What to produce: Tell how many lines in the data below include the word "name". The answer is the number only.

# # # #

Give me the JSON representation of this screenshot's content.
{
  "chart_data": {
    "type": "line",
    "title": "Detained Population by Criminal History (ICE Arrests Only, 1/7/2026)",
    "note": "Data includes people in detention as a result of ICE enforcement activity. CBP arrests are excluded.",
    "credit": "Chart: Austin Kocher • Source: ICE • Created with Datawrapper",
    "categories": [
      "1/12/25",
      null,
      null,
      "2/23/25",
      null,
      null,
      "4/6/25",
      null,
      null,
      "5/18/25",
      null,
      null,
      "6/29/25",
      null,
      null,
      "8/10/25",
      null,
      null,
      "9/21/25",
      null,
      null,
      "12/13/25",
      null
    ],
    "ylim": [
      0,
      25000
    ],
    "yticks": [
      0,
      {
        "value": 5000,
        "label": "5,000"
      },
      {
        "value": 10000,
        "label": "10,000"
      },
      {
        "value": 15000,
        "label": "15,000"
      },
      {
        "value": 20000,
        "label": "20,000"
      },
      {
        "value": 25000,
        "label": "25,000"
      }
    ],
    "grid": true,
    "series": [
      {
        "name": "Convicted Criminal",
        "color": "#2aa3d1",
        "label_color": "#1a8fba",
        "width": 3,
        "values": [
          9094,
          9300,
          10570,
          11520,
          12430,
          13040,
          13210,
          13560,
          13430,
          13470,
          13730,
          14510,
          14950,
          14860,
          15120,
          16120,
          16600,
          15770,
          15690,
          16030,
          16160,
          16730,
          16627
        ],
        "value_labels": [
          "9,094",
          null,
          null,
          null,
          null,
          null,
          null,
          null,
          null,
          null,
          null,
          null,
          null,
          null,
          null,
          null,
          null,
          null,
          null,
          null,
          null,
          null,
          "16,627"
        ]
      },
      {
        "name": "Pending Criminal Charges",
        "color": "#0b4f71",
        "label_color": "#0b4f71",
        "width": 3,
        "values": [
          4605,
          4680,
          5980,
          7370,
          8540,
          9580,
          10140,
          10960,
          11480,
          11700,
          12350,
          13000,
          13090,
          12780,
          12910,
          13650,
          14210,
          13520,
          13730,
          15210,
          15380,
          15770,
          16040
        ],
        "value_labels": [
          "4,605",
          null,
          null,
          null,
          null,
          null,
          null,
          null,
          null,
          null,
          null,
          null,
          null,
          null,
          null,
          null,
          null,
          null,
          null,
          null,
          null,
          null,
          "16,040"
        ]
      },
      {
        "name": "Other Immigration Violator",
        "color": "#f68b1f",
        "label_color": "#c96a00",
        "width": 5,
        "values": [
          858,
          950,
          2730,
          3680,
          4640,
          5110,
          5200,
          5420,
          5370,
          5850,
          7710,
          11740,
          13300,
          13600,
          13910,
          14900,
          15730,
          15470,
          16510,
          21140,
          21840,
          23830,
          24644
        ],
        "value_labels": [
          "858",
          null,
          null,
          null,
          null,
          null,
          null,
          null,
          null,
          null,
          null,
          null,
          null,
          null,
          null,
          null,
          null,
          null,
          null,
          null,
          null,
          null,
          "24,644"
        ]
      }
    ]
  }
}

# # # #

Solution for this task: 3